*Instruction*.
Write out the listing exactly as it is given.

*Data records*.
_ _ _
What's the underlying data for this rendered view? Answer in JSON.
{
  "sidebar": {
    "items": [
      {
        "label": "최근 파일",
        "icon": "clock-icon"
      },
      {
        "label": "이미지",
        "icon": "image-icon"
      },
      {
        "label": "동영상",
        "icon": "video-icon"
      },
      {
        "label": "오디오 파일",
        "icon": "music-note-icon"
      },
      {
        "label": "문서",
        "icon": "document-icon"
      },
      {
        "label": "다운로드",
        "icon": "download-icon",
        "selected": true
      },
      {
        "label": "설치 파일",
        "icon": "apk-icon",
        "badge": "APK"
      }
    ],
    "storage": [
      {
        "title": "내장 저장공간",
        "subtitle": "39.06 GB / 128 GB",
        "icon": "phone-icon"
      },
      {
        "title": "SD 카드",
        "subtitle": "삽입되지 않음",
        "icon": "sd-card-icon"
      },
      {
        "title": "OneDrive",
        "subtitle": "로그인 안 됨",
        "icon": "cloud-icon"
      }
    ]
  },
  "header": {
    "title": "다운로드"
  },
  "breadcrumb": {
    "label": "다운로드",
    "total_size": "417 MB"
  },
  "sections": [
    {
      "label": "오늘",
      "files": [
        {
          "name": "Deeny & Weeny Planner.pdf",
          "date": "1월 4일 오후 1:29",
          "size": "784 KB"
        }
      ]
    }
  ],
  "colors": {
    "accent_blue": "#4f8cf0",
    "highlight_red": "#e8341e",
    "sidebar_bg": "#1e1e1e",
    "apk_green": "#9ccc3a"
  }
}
_ _ _
*Task result*.
What's the underlying data for this rendered view? Answer in JSON.
{
  "sidebar": {
    "items": [
      {
        "label": "최근 파일",
        "icon": "clock-icon"
      },
      {
        "label": "이미지",
        "icon": "image-icon"
      },
      {
        "label": "동영상",
        "icon": "video-icon"
      },
      {
        "label": "오디오 파일",
        "icon": "music-note-icon"
      },
      {
        "label": "문서",
        "icon": "document-icon"
      },
      {
        "label": "다운로드",
        "icon": "download-icon",
        "selected": true
      },
      {
        "label": "설치 파일",
        "icon": "apk-icon",
        "badge": "APK"
      }
    ],
    "storage": [
      {
        "title": "내장 저장공간",
        "subtitle": "39.06 GB / 128 GB",
        "icon": "phone-icon"
      },
      {
        "title": "SD 카드",
        "subtitle": "삽입되지 않음",
        "icon": "sd-card-icon"
      },
      {
        "title": "OneDrive",
        "subtitle": "로그인 안 됨",
        "icon": "cloud-icon"
      }
    ]
  },
  "header": {
    "title": "다운로드"
  },
  "breadcrumb": {
    "label": "다운로드",
    "total_size": "417 MB"
  },
  "sections": [
    {
      "label": "오늘",
      "files": [
        {
          "name": "Deeny & Weeny Planner.pdf",
          "date": "1월 4일 오후 1:29",
          "size": "784 KB"
        }
      ]
    }
  ],
  "colors": {
    "accent_blue": "#4f8cf0",
    "highlight_red": "#e8341e",
    "sidebar_bg": "#1e1e1e",
    "apk_green": "#9ccc3a"
  }
}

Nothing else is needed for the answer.